** Supplied records **
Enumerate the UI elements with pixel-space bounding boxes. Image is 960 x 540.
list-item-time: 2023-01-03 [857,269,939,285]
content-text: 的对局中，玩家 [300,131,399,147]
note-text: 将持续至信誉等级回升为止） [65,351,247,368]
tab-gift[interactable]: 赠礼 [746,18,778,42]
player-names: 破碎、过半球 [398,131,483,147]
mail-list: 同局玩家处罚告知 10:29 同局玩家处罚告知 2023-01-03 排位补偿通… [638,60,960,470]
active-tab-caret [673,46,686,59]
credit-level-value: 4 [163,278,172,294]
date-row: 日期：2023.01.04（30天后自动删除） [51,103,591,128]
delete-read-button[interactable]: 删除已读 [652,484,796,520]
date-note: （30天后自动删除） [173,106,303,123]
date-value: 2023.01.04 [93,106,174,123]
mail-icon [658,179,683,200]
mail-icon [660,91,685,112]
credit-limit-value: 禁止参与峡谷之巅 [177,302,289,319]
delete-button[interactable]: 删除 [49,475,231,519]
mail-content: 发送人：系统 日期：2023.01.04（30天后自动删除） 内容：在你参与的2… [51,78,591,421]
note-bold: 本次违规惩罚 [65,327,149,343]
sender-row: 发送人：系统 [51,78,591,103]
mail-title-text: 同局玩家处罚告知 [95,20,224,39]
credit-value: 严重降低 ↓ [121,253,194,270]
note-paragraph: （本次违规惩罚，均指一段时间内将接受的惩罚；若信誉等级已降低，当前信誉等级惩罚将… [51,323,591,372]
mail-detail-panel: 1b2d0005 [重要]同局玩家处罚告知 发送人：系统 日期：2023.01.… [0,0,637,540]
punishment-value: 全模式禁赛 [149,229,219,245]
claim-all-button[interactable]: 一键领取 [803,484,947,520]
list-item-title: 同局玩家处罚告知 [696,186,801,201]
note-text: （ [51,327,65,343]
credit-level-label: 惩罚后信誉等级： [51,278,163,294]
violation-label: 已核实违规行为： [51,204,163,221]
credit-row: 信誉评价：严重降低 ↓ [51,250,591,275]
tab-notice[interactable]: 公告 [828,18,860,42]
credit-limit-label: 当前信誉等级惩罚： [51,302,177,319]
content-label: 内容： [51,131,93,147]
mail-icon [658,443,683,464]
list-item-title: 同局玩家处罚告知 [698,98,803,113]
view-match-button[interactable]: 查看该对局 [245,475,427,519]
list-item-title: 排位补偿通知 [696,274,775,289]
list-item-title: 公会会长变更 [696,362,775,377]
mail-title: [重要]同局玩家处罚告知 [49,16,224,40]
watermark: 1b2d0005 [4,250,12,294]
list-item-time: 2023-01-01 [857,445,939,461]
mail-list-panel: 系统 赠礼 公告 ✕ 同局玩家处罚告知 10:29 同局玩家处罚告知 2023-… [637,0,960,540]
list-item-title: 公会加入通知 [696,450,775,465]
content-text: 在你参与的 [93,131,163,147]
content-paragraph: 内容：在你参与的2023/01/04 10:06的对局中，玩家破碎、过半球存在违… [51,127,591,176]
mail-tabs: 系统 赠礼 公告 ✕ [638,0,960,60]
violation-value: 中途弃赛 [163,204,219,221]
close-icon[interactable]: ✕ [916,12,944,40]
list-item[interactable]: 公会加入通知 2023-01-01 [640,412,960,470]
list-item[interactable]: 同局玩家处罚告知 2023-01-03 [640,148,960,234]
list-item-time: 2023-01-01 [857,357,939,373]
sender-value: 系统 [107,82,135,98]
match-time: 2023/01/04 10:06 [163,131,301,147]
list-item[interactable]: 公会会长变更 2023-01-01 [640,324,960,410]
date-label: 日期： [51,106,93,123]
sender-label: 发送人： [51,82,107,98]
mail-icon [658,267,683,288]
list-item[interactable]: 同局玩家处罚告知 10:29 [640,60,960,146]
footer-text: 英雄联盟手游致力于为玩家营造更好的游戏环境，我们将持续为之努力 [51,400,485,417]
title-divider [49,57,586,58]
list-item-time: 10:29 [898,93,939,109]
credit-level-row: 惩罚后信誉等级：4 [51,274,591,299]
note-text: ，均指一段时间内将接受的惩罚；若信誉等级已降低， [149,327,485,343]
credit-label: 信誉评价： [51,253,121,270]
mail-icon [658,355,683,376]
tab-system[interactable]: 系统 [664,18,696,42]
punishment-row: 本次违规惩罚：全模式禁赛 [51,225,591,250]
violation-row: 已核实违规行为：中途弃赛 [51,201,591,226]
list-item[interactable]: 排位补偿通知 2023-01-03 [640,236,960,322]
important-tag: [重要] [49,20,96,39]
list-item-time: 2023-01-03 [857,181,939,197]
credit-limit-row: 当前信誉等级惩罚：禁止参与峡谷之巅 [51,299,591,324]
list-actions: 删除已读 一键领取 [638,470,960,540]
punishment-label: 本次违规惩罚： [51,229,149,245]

---

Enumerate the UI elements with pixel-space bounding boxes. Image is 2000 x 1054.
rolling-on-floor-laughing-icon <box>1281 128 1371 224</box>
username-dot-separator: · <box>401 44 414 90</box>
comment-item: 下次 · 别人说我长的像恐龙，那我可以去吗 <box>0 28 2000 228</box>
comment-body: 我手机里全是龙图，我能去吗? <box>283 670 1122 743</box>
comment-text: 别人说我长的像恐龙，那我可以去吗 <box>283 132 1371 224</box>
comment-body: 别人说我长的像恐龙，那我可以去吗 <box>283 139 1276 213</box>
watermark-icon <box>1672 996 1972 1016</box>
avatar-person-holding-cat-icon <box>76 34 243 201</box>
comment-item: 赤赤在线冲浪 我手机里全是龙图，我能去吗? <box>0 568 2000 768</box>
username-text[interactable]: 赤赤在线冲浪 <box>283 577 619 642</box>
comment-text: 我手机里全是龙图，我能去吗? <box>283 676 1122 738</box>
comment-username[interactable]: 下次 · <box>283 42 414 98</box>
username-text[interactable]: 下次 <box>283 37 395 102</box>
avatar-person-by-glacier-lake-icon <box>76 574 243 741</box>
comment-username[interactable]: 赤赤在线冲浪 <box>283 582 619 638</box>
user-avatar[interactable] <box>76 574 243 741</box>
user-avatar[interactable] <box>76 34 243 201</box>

** Set task **
Please put the records from the line containing "is 960 x 540." through the line containing "delete-button[interactable]: 删除 [49,475,231,519]", both included, into a JSON list of strings with one string per line and blank lines left out.

** Solved exercise **
[
  "Enumerate the UI elements with pixel-space bounding boxes. Image is 960 x 540.",
  "list-item-time: 2023-01-03 [857,269,939,285]",
  "content-text: 的对局中，玩家 [300,131,399,147]",
  "note-text: 将持续至信誉等级回升为止） [65,351,247,368]",
  "tab-gift[interactable]: 赠礼 [746,18,778,42]",
  "player-names: 破碎、过半球 [398,131,483,147]",
  "mail-list: 同局玩家处罚告知 10:29 同局玩家处罚告知 2023-01-03 排位补偿通… [638,60,960,470]",
  "active-tab-caret [673,46,686,59]",
  "credit-level-value: 4 [163,278,172,294]",
  "date-row: 日期：2023.01.04（30天后自动删除） [51,103,591,128]",
  "delete-read-button[interactable]: 删除已读 [652,484,796,520]",
  "date-note: （30天后自动删除） [173,106,303,123]",
  "date-value: 2023.01.04 [93,106,174,123]",
  "mail-icon [658,179,683,200]",
  "mail-icon [660,91,685,112]",
  "credit-limit-value: 禁止参与峡谷之巅 [177,302,289,319]",
  "delete-button[interactable]: 删除 [49,475,231,519]"
]